▶ Task objective: Return nothing but the lines from the line containing "What does this" through the last line of the records, reproduced exactly.

▶ Entries shown:
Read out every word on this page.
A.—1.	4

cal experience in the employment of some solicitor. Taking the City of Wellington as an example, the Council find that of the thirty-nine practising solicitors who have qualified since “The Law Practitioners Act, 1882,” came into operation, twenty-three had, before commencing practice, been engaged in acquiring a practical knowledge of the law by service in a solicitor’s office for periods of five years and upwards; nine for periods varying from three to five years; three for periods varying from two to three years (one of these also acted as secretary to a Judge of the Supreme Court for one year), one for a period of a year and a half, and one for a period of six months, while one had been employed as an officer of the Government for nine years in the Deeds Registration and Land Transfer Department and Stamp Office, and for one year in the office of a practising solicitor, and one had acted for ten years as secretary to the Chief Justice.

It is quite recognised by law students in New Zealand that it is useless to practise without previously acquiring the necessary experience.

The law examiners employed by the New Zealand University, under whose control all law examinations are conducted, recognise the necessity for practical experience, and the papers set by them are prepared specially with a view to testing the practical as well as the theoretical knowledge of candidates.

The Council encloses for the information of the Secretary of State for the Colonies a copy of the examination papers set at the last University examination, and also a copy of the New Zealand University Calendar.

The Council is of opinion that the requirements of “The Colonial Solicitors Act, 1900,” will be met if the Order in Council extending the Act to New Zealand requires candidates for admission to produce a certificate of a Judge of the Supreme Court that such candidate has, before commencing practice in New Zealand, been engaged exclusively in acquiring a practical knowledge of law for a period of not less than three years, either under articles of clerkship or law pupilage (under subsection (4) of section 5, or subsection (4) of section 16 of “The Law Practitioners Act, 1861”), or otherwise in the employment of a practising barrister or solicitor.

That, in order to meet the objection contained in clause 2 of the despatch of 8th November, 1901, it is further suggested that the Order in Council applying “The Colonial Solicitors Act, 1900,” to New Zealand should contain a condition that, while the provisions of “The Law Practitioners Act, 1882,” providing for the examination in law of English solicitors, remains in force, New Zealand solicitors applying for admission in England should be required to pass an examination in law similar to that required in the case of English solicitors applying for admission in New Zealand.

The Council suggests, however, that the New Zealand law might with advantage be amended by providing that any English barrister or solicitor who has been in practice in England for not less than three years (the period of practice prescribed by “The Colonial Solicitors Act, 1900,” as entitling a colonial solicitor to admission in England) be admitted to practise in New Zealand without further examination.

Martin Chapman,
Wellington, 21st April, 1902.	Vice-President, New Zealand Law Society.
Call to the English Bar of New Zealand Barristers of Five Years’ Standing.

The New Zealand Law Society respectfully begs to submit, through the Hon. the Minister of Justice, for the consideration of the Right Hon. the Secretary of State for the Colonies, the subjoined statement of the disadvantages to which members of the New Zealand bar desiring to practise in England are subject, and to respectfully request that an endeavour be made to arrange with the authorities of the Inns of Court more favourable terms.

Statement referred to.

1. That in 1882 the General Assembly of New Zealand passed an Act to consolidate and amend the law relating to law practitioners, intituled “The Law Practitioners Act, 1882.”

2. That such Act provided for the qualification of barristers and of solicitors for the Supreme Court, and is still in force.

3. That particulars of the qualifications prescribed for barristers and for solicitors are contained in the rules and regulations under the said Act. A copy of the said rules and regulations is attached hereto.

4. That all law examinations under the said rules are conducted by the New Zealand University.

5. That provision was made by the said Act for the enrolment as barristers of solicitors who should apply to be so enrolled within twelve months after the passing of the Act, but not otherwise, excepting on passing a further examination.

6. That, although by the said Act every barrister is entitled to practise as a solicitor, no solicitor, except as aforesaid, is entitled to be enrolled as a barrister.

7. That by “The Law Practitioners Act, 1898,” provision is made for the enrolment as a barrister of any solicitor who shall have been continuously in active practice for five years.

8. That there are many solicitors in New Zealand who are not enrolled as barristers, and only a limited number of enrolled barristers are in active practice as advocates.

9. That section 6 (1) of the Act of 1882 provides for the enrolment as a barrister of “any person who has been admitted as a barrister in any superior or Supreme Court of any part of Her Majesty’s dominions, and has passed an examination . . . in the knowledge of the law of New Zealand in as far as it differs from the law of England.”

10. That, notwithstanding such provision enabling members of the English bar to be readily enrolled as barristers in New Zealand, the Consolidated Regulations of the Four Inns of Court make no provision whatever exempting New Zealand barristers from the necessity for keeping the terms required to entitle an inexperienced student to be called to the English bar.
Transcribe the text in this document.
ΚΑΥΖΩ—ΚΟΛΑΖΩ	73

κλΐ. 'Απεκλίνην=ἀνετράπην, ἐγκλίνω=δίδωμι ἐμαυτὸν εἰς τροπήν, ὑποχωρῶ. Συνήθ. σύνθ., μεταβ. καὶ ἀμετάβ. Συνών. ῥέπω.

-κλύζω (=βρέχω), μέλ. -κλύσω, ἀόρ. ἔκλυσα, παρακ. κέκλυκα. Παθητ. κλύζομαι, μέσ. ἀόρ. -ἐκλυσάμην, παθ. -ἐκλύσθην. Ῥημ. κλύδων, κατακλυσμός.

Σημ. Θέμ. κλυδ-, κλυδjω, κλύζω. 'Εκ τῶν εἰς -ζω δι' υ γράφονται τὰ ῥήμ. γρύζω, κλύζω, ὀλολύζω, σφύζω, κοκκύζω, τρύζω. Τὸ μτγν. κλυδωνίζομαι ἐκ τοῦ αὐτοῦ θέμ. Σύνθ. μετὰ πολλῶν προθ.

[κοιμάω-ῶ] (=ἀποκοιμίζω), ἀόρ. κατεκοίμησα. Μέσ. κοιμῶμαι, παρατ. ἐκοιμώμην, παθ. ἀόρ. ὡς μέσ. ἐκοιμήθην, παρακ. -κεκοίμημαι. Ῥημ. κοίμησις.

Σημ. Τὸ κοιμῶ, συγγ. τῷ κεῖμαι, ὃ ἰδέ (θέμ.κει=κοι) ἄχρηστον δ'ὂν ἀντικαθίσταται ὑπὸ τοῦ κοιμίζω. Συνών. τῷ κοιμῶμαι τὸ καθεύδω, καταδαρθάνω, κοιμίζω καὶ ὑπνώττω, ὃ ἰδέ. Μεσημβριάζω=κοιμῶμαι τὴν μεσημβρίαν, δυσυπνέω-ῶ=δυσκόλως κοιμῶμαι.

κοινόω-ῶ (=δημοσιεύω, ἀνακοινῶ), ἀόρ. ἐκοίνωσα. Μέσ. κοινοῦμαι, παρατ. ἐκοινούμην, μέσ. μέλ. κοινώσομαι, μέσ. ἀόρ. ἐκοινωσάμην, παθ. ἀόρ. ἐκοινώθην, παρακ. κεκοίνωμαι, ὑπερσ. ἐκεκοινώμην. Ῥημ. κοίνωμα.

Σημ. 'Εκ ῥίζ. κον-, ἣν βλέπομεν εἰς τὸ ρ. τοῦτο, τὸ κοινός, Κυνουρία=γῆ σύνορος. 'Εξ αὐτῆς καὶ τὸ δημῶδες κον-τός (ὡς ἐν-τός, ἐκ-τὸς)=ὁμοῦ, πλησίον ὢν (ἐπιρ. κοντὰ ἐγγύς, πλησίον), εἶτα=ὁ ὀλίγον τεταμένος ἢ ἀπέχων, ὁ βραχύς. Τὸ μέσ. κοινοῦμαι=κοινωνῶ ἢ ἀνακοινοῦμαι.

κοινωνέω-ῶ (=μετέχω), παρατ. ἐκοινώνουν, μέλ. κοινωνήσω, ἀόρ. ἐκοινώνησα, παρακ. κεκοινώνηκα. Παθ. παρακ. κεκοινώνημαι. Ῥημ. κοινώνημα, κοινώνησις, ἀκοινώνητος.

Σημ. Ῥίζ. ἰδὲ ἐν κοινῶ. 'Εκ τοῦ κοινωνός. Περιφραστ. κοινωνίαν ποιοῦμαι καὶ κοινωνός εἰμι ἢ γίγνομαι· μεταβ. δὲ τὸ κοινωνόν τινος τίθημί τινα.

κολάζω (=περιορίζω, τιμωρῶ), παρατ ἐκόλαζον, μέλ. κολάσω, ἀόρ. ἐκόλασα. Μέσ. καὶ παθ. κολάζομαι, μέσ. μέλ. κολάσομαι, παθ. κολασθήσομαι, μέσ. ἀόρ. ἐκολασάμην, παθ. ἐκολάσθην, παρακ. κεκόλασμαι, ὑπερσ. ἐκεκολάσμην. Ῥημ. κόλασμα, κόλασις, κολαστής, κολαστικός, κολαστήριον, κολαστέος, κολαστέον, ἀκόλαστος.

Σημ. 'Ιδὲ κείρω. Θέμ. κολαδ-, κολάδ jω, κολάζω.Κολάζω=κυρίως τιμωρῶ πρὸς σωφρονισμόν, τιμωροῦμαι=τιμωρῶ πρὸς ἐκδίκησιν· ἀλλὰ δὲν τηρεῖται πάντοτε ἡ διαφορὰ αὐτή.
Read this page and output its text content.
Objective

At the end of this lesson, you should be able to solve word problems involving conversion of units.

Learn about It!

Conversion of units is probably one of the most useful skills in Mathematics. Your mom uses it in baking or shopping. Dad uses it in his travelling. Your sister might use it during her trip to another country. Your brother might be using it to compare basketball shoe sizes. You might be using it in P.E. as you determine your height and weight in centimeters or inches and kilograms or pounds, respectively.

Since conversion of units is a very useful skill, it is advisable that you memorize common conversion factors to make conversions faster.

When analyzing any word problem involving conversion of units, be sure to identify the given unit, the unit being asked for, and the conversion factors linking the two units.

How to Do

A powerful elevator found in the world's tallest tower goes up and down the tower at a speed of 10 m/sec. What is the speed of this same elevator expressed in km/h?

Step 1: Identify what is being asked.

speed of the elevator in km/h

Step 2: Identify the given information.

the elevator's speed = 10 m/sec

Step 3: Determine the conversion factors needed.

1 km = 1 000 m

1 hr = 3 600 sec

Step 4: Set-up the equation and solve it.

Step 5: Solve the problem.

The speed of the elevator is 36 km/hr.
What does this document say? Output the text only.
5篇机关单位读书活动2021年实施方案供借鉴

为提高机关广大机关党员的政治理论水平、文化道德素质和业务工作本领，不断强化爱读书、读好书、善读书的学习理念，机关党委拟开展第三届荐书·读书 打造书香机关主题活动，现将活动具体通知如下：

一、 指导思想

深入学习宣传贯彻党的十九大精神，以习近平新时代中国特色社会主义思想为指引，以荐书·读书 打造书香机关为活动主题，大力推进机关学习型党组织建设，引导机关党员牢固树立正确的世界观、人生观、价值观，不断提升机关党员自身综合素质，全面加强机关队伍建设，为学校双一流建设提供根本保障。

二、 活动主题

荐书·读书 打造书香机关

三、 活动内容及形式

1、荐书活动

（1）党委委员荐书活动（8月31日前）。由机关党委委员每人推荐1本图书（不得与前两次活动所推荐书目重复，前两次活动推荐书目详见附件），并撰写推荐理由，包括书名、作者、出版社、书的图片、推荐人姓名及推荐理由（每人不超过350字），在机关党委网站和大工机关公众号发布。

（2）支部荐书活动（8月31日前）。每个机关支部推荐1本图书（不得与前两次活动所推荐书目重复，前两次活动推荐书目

▶ The output:
What does this document say? Output the text only.
5篇机关单位读书活动2021年实施方案供借鉴

为提高机关广大机关党员的政治理论水平、文化道德素质和业务工作本领，不断强化爱读书、读好书、善读书的学习理念，机关党委拟开展第三届荐书·读书 打造书香机关主题活动，现将活动具体通知如下：

一、 指导思想

深入学习宣传贯彻党的十九大精神，以习近平新时代中国特色社会主义思想为指引，以荐书·读书 打造书香机关为活动主题，大力推进机关学习型党组织建设，引导机关党员牢固树立正确的世界观、人生观、价值观，不断提升机关党员自身综合素质，全面加强机关队伍建设，为学校双一流建设提供根本保障。

二、 活动主题

荐书·读书 打造书香机关

三、 活动内容及形式

1、荐书活动

（1）党委委员荐书活动（8月31日前）。由机关党委委员每人推荐1本图书（不得与前两次活动所推荐书目重复，前两次活动推荐书目详见附件），并撰写推荐理由，包括书名、作者、出版社、书的图片、推荐人姓名及推荐理由（每人不超过350字），在机关党委网站和大工机关公众号发布。

（2）支部荐书活动（8月31日前）。每个机关支部推荐1本图书（不得与前两次活动所推荐书目重复，前两次活动推荐书目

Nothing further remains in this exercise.